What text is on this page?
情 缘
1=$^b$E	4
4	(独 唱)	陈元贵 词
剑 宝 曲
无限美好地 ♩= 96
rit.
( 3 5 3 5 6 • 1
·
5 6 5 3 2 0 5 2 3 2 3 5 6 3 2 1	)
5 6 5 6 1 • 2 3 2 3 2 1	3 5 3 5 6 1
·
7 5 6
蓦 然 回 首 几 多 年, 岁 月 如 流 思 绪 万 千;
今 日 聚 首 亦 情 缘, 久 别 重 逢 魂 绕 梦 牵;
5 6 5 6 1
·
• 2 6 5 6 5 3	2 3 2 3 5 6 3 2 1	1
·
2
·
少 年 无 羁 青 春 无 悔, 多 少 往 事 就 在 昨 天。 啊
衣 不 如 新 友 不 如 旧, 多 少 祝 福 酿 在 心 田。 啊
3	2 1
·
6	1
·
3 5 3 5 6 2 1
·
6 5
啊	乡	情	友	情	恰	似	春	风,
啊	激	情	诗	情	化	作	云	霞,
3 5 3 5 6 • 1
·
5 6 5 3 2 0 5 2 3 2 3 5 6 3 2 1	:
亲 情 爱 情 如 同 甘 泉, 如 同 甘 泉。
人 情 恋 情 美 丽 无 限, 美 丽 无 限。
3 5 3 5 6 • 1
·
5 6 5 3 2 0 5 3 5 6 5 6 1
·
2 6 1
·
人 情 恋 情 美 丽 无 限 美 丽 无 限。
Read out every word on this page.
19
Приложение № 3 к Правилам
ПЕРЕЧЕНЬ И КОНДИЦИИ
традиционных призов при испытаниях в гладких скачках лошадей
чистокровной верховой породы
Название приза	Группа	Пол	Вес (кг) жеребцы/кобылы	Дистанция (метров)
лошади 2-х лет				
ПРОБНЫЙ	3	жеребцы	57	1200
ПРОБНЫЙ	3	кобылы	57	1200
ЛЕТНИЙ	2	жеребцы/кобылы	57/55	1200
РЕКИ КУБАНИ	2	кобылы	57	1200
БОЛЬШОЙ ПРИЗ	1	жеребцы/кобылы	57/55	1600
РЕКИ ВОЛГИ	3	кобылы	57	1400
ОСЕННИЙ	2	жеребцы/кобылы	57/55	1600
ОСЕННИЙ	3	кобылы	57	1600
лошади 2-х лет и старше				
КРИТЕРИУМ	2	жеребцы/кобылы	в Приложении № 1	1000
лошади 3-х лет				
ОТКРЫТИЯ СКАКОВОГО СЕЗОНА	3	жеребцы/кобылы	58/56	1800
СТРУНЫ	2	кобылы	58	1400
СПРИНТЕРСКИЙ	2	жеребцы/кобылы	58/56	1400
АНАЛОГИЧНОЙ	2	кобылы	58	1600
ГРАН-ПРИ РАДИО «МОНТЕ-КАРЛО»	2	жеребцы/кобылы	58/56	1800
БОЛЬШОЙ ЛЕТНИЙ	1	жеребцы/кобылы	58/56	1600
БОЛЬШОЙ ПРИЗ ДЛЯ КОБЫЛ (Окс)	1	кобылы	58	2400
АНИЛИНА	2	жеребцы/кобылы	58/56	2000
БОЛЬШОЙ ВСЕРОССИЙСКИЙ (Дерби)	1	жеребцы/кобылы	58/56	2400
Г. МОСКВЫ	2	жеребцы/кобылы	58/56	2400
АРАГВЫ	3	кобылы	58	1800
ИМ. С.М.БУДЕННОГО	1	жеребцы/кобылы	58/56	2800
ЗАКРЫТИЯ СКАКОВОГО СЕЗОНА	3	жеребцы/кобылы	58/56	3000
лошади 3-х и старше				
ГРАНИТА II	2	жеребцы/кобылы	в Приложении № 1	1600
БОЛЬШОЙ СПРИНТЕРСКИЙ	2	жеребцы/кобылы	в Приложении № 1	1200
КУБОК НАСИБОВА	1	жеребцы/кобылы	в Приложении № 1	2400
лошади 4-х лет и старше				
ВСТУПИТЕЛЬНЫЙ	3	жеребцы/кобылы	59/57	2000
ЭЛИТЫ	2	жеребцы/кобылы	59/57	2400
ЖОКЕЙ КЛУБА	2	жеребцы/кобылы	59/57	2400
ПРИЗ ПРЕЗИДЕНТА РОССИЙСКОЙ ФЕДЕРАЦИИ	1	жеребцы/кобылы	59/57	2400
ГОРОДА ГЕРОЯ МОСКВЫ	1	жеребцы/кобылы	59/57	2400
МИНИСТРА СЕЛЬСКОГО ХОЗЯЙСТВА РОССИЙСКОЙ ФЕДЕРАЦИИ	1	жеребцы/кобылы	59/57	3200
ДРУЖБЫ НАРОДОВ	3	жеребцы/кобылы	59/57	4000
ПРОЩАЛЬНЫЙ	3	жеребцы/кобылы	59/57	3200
------
*Task goal*. Lines containing the string "РОССИЙСКОЙ" are to be selected and copied.

*Answer to this task*.
ПРИЗ ПРЕЗИДЕНТА РОССИЙСКОЙ ФЕДЕРАЦИИ	1	жеребцы/кобылы	59/57	2400
МИНИСТРА СЕЛЬСКОГО ХОЗЯЙСТВА РОССИЙСКОЙ ФЕДЕРАЦИИ	1	жеребцы/кобылы	59/57	3200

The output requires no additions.